SHORT PROBLEM: Continue the Wolfie the Seawolf passage from the point where it stops.

EXCERPT TO READ:
Wolfie the Seawolf is the mascot of the Stony Brook Seawolves, the athletic teams representing Stony Brook University, one of two public flagship universities in New York state. Wolfie is depicted as an anthropomorphic sea creature and was introduced in 1995 as the Stony Brook athletic program began its transition to the NCAA's Division I level, the highest in United States collegiate athletics.

History

Origin 
In 1995, Wolfie was selected as the choice for Stony Brook University's new mascot by a 32-person committee made up of students, alumni, faculty and administrators. Over 200 possible choices were in the running as Stony Brook University sought a new nickname and mascot for its transition to Division I. Since 1966, Stony Brook had competed as the Stony Brook Patriots at the Division III level.

DATA:

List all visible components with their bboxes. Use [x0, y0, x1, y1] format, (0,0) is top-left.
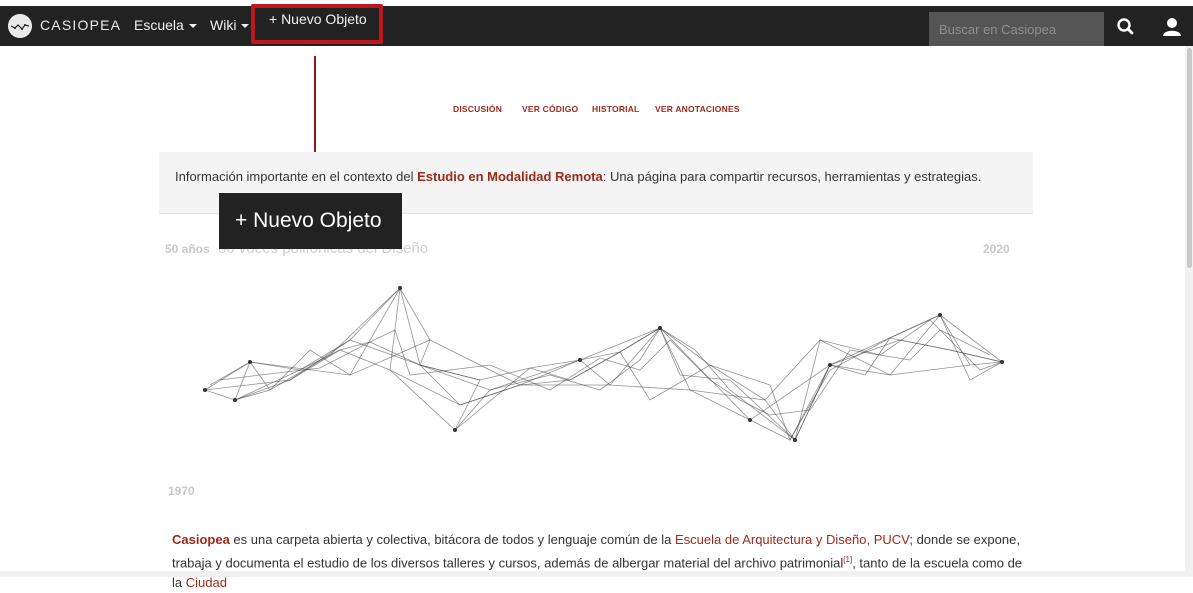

EXERCISE ANSWER:
Appearances in media 
In 2005, Wolfie beat up J.J. Jumper, the NCAA's official basketball mascot, during an America East tournament game.

Wolfie met Al Roker, a weatherman on NBC's Today show, during a live segment in 2008. Along with the Stony Brook University marching band, dance team and cheerleading team, Wolfie was featured in a 2010 episode of Extreme Makeover: Home Edition which highlighted in a home in East Setauket, New York. 

Wolfie was one of 17 college mascots to appear in a 2011 commercial for ESPN's College GameDay. Stony Brook was the only Football Championship Subdivision school represented by its mascot in the commercial.

In 2012, a video of Wolfie dancing to "U Can't Touch This" by MC Hammer was named "Web Video of the Day" by ESPN. 

Wolfie marched alongside the Stony Brook baseball team in the 2012 New York City Columbus Day Parade to commemorate the Seawolves' Cinderella run to the College World Series. Since 2014, Wolfie regularly marches with the Stony Brook dance team and marching band in the annual Columbus Day Parade.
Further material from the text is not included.